──────── Records shown ────────

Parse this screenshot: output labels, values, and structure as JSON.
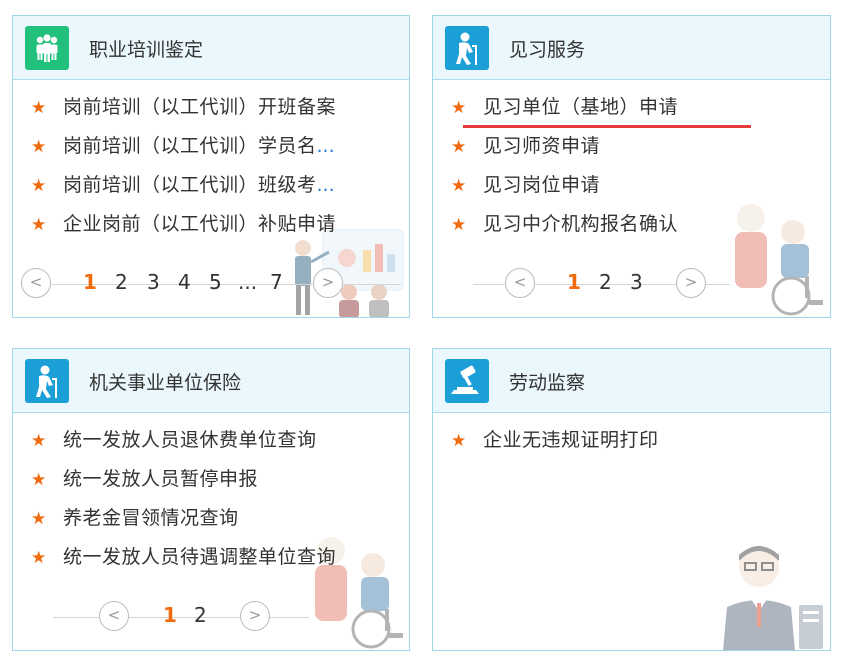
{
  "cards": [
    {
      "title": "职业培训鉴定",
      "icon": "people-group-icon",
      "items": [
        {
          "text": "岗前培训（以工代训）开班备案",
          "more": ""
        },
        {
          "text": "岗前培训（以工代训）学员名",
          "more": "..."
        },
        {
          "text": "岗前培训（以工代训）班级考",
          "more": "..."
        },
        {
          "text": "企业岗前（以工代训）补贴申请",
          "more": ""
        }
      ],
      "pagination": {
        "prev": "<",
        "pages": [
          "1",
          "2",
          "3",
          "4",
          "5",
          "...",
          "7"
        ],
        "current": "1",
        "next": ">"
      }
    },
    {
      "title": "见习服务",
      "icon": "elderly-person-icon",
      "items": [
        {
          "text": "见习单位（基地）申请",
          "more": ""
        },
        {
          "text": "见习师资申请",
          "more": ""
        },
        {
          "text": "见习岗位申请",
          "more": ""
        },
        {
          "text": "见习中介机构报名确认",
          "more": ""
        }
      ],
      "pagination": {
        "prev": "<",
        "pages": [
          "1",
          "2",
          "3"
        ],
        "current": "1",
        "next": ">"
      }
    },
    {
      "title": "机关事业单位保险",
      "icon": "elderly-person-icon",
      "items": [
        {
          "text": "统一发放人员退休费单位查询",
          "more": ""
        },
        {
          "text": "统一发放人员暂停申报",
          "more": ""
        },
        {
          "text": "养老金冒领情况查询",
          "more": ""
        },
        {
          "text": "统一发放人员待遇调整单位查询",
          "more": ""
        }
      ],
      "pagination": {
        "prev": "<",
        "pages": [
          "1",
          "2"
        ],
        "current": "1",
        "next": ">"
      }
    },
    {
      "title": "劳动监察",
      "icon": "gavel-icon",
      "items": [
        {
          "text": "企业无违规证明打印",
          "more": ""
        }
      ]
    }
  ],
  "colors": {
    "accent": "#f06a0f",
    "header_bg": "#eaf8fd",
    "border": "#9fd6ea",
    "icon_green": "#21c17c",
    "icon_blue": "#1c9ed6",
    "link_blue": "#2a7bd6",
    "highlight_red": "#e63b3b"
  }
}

────────

*Problem description*: Looking at the records above, tally the lines holding "以工代训" and reply with that number only.

*Expected answer*: 4